» **What this task involves**: Copy everything in the data below exactly except the pictures.
───── Source data
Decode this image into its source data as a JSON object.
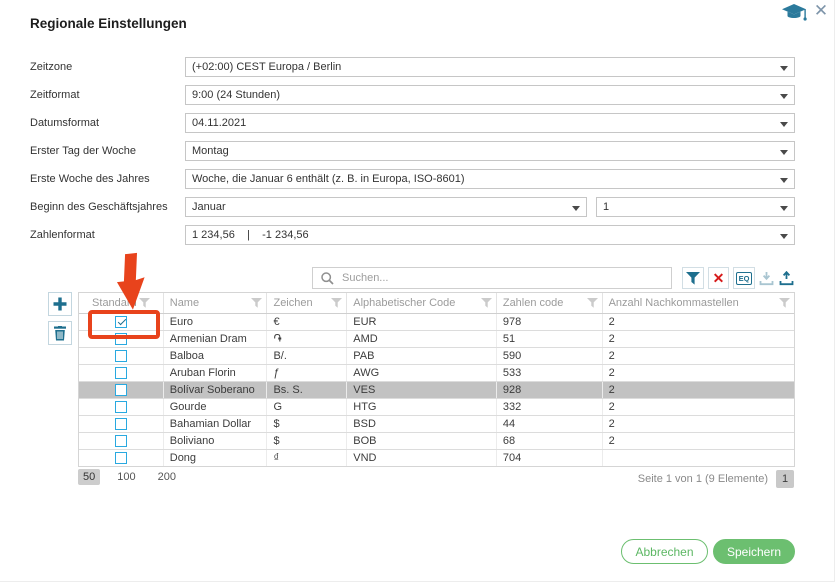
{
  "dialog": {
    "title": "Regionale Einstellungen"
  },
  "form": {
    "fields": [
      {
        "label": "Zeitzone",
        "value": "(+02:00) CEST Europa / Berlin"
      },
      {
        "label": "Zeitformat",
        "value": "9:00 (24 Stunden)"
      },
      {
        "label": "Datumsformat",
        "value": "04.11.2021"
      },
      {
        "label": "Erster Tag der Woche",
        "value": "Montag"
      },
      {
        "label": "Erste Woche des Jahres",
        "value": "Woche, die Januar 6 enthält (z. B. in Europa, ISO-8601)"
      }
    ],
    "fiscal": {
      "label": "Beginn des Geschäftsjahres",
      "month": "Januar",
      "day": "1"
    },
    "number_format": {
      "label": "Zahlenformat",
      "value": "1 234,56    |    -1 234,56"
    }
  },
  "toolbar": {
    "search_placeholder": "Suchen...",
    "eq_icon_text": "EQ"
  },
  "table": {
    "columns": [
      "Standard",
      "Name",
      "Zeichen",
      "Alphabetischer Code",
      "Zahlen code",
      "Anzahl Nachkommastellen"
    ],
    "rows": [
      {
        "checked": true,
        "selected": false,
        "name": "Euro",
        "zeichen": "€",
        "alpha": "EUR",
        "num": "978",
        "dec": "2"
      },
      {
        "checked": false,
        "selected": false,
        "name": "Armenian Dram",
        "zeichen": "֏",
        "alpha": "AMD",
        "num": "51",
        "dec": "2"
      },
      {
        "checked": false,
        "selected": false,
        "name": "Balboa",
        "zeichen": "B/.",
        "alpha": "PAB",
        "num": "590",
        "dec": "2"
      },
      {
        "checked": false,
        "selected": false,
        "name": "Aruban Florin",
        "zeichen": "ƒ",
        "alpha": "AWG",
        "num": "533",
        "dec": "2"
      },
      {
        "checked": false,
        "selected": true,
        "name": "Bolívar Soberano",
        "zeichen": "Bs. S.",
        "alpha": "VES",
        "num": "928",
        "dec": "2"
      },
      {
        "checked": false,
        "selected": false,
        "name": "Gourde",
        "zeichen": "G",
        "alpha": "HTG",
        "num": "332",
        "dec": "2"
      },
      {
        "checked": false,
        "selected": false,
        "name": "Bahamian Dollar",
        "zeichen": "$",
        "alpha": "BSD",
        "num": "44",
        "dec": "2"
      },
      {
        "checked": false,
        "selected": false,
        "name": "Boliviano",
        "zeichen": "$",
        "alpha": "BOB",
        "num": "68",
        "dec": "2"
      },
      {
        "checked": false,
        "selected": false,
        "name": "Dong",
        "zeichen": "₫",
        "alpha": "VND",
        "num": "704",
        "dec": ""
      }
    ]
  },
  "pagination": {
    "sizes": [
      "50",
      "100",
      "200"
    ],
    "active_size": "50",
    "info": "Seite 1 von 1 (9 Elemente)",
    "current_page": "1"
  },
  "actions": {
    "cancel": "Abbrechen",
    "save": "Speichern"
  },
  "colors": {
    "accent_teal": "#1e6f8e",
    "green": "#6cbf70",
    "annotation_red": "#e8431c",
    "checkbox_blue": "#29a9e0",
    "clear_red": "#d61a1a",
    "selected_row": "#c2c2c2"
  }
}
──────────
» **Result below**:
Decode this image into its source data as a JSON object.
{
  "dialog": {
    "title": "Regionale Einstellungen"
  },
  "form": {
    "fields": [
      {
        "label": "Zeitzone",
        "value": "(+02:00) CEST Europa / Berlin"
      },
      {
        "label": "Zeitformat",
        "value": "9:00 (24 Stunden)"
      },
      {
        "label": "Datumsformat",
        "value": "04.11.2021"
      },
      {
        "label": "Erster Tag der Woche",
        "value": "Montag"
      },
      {
        "label": "Erste Woche des Jahres",
        "value": "Woche, die Januar 6 enthält (z. B. in Europa, ISO-8601)"
      }
    ],
    "fiscal": {
      "label": "Beginn des Geschäftsjahres",
      "month": "Januar",
      "day": "1"
    },
    "number_format": {
      "label": "Zahlenformat",
      "value": "1 234,56    |    -1 234,56"
    }
  },
  "toolbar": {
    "search_placeholder": "Suchen...",
    "eq_icon_text": "EQ"
  },
  "table": {
    "columns": [
      "Standard",
      "Name",
      "Zeichen",
      "Alphabetischer Code",
      "Zahlen code",
      "Anzahl Nachkommastellen"
    ],
    "rows": [
      {
        "checked": true,
        "selected": false,
        "name": "Euro",
        "zeichen": "€",
        "alpha": "EUR",
        "num": "978",
        "dec": "2"
      },
      {
        "checked": false,
        "selected": false,
        "name": "Armenian Dram",
        "zeichen": "֏",
        "alpha": "AMD",
        "num": "51",
        "dec": "2"
      },
      {
        "checked": false,
        "selected": false,
        "name": "Balboa",
        "zeichen": "B/.",
        "alpha": "PAB",
        "num": "590",
        "dec": "2"
      },
      {
        "checked": false,
        "selected": false,
        "name": "Aruban Florin",
        "zeichen": "ƒ",
        "alpha": "AWG",
        "num": "533",
        "dec": "2"
      },
      {
        "checked": false,
        "selected": true,
        "name": "Bolívar Soberano",
        "zeichen": "Bs. S.",
        "alpha": "VES",
        "num": "928",
        "dec": "2"
      },
      {
        "checked": false,
        "selected": false,
        "name": "Gourde",
        "zeichen": "G",
        "alpha": "HTG",
        "num": "332",
        "dec": "2"
      },
      {
        "checked": false,
        "selected": false,
        "name": "Bahamian Dollar",
        "zeichen": "$",
        "alpha": "BSD",
        "num": "44",
        "dec": "2"
      },
      {
        "checked": false,
        "selected": false,
        "name": "Boliviano",
        "zeichen": "$",
        "alpha": "BOB",
        "num": "68",
        "dec": "2"
      },
      {
        "checked": false,
        "selected": false,
        "name": "Dong",
        "zeichen": "₫",
        "alpha": "VND",
        "num": "704",
        "dec": ""
      }
    ]
  },
  "pagination": {
    "sizes": [
      "50",
      "100",
      "200"
    ],
    "active_size": "50",
    "info": "Seite 1 von 1 (9 Elemente)",
    "current_page": "1"
  },
  "actions": {
    "cancel": "Abbrechen",
    "save": "Speichern"
  },
  "colors": {
    "accent_teal": "#1e6f8e",
    "green": "#6cbf70",
    "annotation_red": "#e8431c",
    "checkbox_blue": "#29a9e0",
    "clear_red": "#d61a1a",
    "selected_row": "#c2c2c2"
  }
}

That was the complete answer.